WORK TO DO:
Filter the entries that follow, copying every line in which the word "document" appears.

MATERIAL FOR THIS EXERCISE:
[Begin]
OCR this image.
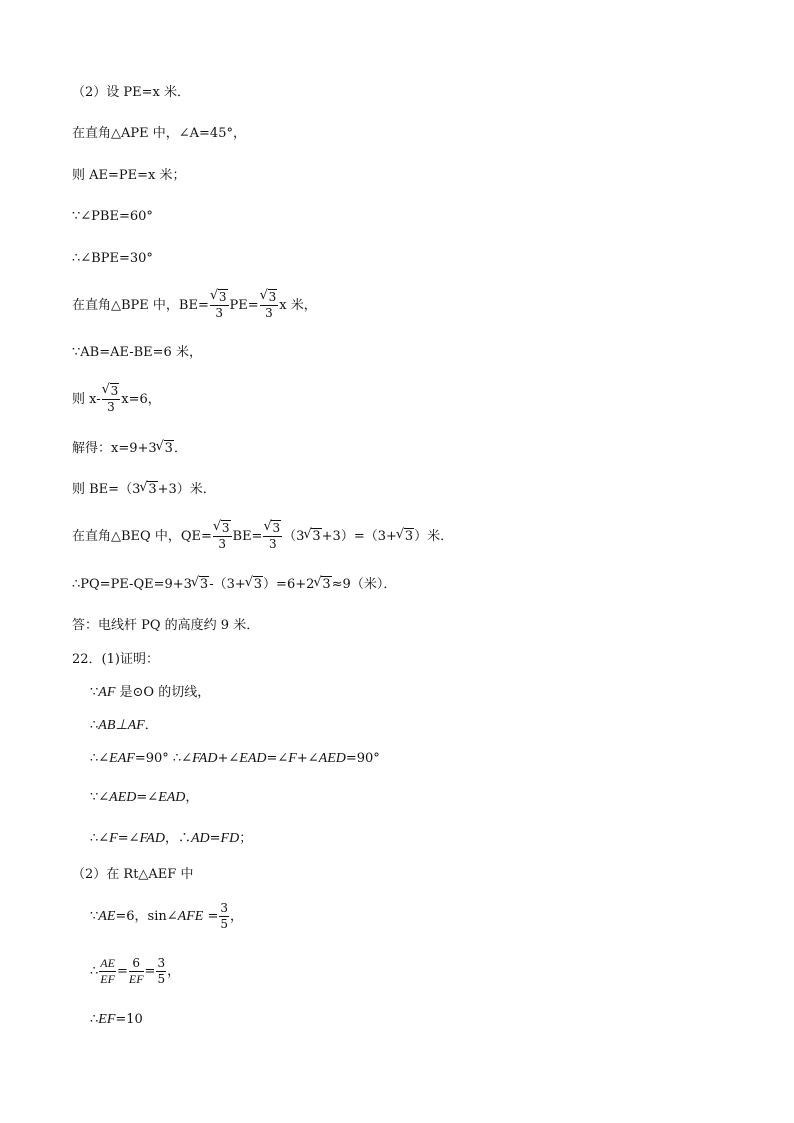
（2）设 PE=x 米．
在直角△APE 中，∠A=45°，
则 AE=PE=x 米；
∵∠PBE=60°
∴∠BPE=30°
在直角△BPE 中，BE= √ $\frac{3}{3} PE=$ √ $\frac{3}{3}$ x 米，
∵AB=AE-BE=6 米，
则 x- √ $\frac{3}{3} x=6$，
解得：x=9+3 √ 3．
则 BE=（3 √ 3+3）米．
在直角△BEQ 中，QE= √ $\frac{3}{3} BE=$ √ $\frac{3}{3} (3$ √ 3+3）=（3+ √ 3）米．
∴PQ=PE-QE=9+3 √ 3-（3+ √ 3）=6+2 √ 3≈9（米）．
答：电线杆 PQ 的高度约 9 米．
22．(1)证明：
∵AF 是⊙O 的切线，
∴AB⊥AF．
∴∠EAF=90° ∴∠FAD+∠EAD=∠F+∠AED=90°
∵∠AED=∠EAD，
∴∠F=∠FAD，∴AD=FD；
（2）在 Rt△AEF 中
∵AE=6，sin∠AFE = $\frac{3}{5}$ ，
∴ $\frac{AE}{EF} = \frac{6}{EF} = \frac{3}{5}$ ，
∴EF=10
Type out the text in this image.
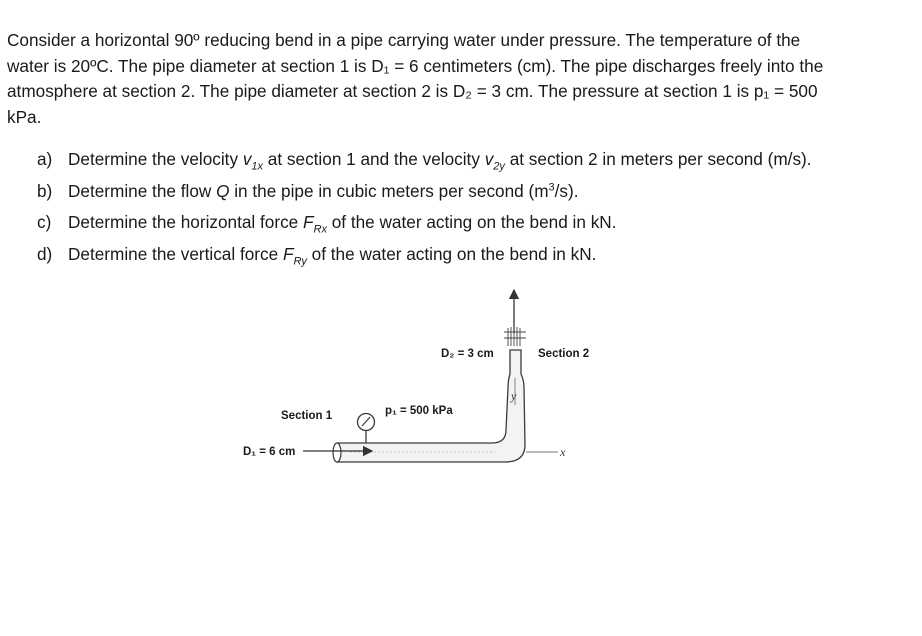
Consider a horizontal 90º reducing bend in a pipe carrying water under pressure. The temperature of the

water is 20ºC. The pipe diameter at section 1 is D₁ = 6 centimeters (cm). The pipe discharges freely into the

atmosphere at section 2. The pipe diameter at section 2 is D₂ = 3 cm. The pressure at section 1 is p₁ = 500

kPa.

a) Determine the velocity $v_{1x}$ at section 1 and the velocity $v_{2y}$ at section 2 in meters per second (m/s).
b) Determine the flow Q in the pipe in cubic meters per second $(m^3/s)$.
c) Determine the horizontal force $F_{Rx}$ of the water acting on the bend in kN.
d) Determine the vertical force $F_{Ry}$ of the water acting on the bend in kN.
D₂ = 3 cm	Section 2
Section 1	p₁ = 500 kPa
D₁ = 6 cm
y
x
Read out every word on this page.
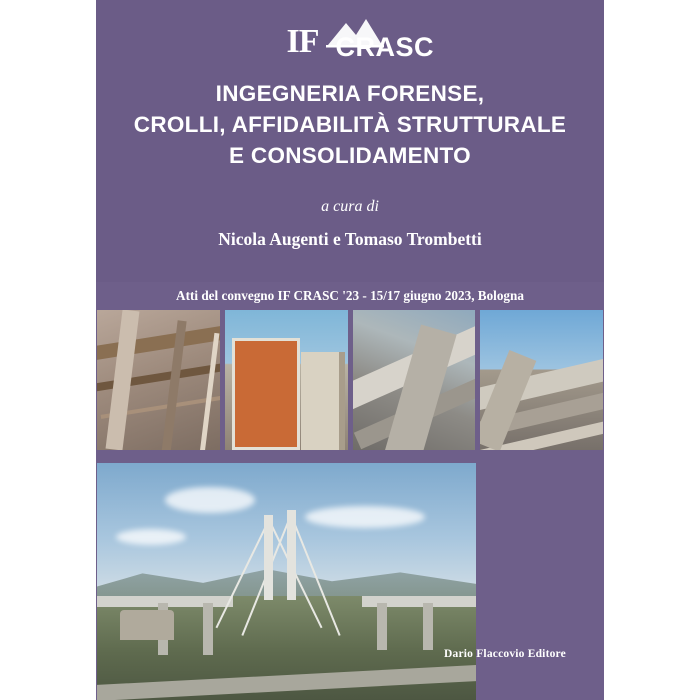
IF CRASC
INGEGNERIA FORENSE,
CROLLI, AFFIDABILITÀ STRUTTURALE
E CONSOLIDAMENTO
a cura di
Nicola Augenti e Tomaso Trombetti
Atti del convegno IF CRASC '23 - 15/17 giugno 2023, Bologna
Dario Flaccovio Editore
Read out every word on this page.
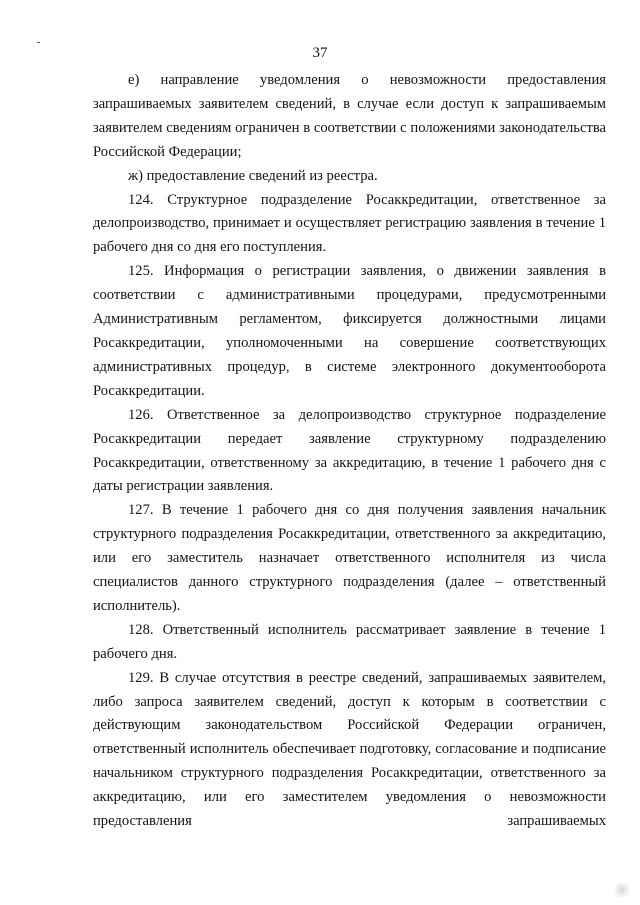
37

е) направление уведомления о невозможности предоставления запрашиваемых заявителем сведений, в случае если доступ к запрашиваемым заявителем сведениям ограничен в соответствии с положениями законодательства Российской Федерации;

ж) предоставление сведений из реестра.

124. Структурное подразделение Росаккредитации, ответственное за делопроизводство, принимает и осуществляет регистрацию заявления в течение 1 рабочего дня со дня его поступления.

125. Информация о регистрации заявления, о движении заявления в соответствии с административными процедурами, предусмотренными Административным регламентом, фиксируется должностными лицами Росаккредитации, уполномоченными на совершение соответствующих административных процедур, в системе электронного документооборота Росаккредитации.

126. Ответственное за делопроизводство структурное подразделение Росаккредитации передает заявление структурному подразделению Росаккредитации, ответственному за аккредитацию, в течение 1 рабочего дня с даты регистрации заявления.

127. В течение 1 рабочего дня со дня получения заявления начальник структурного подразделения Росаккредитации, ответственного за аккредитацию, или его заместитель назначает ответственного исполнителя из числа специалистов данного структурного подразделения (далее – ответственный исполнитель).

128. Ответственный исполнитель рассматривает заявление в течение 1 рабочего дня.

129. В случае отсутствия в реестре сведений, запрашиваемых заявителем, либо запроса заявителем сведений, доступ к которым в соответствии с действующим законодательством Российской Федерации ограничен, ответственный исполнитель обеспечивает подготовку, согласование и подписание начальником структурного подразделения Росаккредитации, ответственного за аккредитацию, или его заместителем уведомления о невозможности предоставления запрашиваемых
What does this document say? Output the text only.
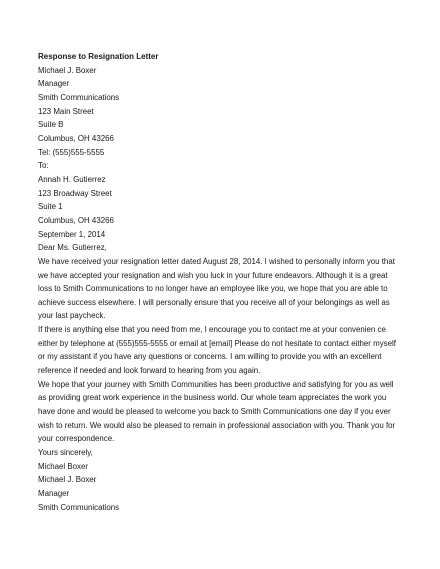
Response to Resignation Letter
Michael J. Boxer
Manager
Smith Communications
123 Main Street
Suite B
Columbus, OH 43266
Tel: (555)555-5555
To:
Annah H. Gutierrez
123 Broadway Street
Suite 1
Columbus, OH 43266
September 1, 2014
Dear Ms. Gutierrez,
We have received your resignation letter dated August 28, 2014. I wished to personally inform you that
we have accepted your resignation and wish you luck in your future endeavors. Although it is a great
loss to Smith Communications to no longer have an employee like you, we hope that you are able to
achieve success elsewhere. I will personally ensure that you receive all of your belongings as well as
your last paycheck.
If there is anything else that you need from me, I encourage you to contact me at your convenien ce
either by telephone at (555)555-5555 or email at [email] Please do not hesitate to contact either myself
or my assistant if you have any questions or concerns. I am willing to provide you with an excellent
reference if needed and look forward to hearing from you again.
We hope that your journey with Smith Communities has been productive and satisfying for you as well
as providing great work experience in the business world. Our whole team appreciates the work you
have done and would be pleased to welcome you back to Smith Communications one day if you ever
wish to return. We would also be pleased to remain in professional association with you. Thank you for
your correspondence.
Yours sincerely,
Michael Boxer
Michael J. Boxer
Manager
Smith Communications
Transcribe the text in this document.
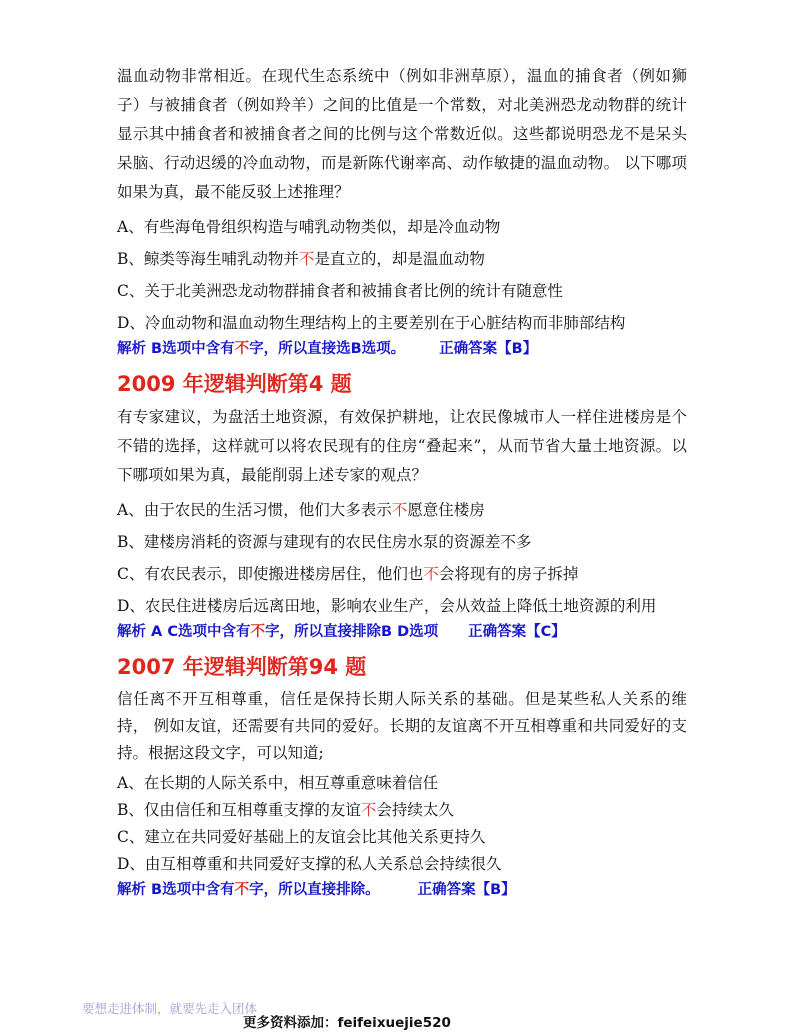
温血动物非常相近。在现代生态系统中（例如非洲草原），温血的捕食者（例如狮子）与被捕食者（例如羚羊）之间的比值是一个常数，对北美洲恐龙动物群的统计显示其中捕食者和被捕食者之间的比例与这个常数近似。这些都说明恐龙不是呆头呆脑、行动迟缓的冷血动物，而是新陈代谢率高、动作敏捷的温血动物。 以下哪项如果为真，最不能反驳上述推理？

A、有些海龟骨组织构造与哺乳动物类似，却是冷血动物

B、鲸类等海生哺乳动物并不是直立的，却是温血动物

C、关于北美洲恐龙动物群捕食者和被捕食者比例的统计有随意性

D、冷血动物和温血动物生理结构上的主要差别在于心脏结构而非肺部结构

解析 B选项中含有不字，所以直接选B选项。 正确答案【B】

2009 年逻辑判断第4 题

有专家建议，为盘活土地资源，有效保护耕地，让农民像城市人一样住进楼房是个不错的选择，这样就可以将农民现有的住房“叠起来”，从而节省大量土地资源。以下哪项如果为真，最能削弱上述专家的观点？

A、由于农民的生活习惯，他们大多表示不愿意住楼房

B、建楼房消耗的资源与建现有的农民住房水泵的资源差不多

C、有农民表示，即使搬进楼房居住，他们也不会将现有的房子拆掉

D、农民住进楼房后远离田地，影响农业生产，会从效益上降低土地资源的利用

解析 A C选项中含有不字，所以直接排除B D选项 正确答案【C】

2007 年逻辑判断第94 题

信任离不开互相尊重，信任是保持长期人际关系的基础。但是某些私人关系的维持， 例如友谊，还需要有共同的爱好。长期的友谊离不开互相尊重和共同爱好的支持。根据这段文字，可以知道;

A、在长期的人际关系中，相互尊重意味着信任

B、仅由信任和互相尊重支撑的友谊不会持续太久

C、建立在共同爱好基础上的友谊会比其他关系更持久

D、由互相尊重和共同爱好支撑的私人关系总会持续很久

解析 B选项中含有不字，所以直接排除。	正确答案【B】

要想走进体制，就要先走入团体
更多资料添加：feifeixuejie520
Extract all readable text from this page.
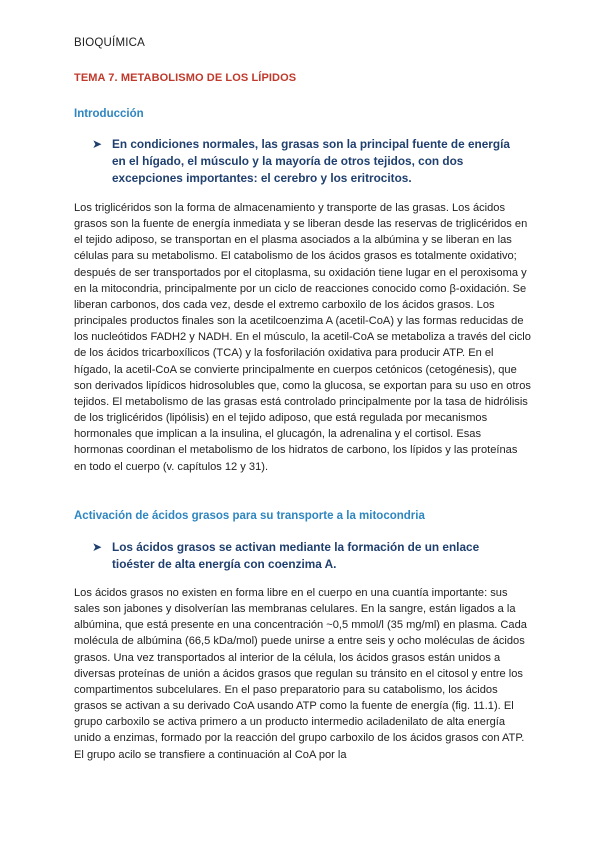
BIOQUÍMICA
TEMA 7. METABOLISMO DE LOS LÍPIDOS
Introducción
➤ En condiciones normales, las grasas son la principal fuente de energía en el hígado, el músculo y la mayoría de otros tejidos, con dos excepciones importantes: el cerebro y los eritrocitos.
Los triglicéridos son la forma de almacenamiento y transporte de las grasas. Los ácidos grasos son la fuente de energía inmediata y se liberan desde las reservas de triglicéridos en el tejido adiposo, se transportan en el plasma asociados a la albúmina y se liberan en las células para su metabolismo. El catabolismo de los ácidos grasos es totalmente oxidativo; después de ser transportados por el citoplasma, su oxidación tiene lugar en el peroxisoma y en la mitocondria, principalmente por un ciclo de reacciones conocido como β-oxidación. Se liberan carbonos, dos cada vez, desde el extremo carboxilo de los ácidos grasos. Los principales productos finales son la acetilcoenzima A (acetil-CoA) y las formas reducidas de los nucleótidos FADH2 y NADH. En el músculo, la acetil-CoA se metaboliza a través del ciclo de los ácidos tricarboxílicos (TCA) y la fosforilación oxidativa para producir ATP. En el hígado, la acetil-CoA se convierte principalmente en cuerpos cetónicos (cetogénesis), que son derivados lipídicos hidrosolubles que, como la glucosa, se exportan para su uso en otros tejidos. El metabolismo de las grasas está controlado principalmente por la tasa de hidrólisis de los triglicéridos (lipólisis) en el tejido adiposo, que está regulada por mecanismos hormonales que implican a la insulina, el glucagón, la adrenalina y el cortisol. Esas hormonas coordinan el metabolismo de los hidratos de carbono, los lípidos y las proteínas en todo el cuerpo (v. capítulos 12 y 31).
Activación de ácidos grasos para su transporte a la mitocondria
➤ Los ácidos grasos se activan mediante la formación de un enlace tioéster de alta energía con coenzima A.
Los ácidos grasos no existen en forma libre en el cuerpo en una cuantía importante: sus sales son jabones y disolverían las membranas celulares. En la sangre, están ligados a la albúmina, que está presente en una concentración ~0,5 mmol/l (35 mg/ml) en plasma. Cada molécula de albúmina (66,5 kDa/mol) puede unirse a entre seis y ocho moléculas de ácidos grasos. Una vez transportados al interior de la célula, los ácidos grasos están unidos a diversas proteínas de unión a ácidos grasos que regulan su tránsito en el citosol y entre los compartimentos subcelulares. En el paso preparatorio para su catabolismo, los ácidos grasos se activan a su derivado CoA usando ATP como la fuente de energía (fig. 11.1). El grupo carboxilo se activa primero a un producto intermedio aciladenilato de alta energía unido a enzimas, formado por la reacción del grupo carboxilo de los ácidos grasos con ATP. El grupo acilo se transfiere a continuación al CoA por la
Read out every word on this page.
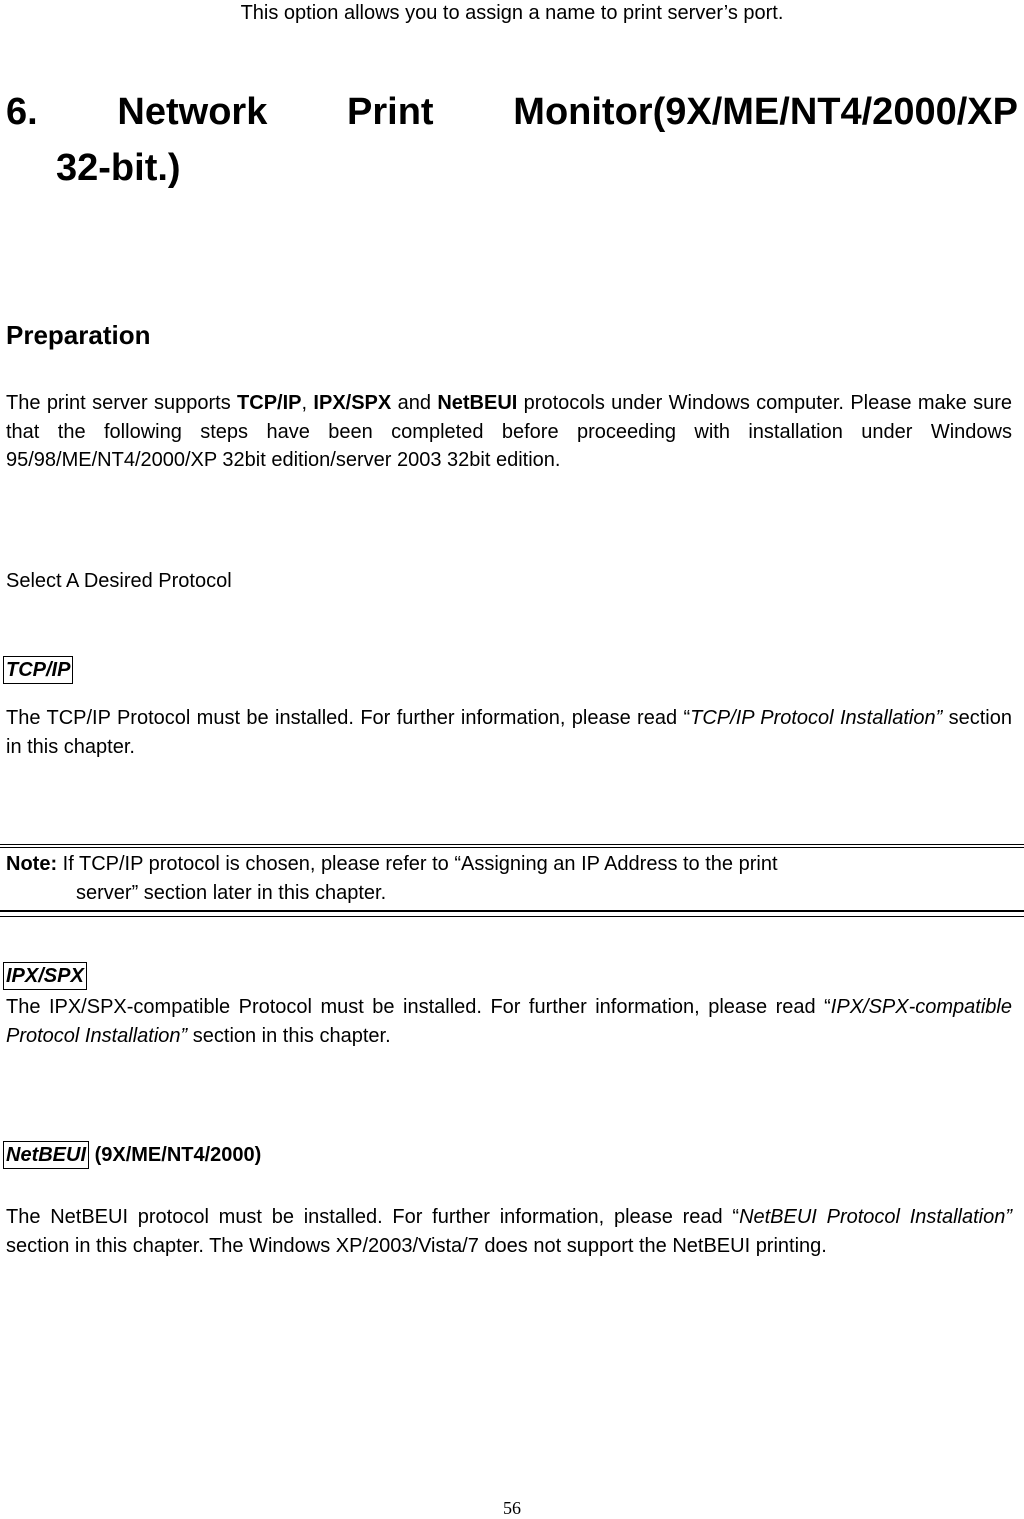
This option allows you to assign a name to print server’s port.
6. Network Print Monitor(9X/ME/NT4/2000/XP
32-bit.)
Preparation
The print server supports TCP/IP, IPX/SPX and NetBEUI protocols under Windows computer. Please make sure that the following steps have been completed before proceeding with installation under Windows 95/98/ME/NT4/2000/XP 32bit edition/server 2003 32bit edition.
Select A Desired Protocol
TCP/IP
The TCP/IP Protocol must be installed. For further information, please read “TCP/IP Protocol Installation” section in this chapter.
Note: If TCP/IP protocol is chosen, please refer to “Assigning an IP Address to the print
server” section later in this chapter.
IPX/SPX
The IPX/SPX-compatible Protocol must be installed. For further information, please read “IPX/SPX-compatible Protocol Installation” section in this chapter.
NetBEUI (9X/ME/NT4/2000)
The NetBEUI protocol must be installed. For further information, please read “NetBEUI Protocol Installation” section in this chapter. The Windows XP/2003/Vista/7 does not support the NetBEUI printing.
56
[End]
RESPONSE:
What does this document say? Output the text only.
Transcribe the text in this document.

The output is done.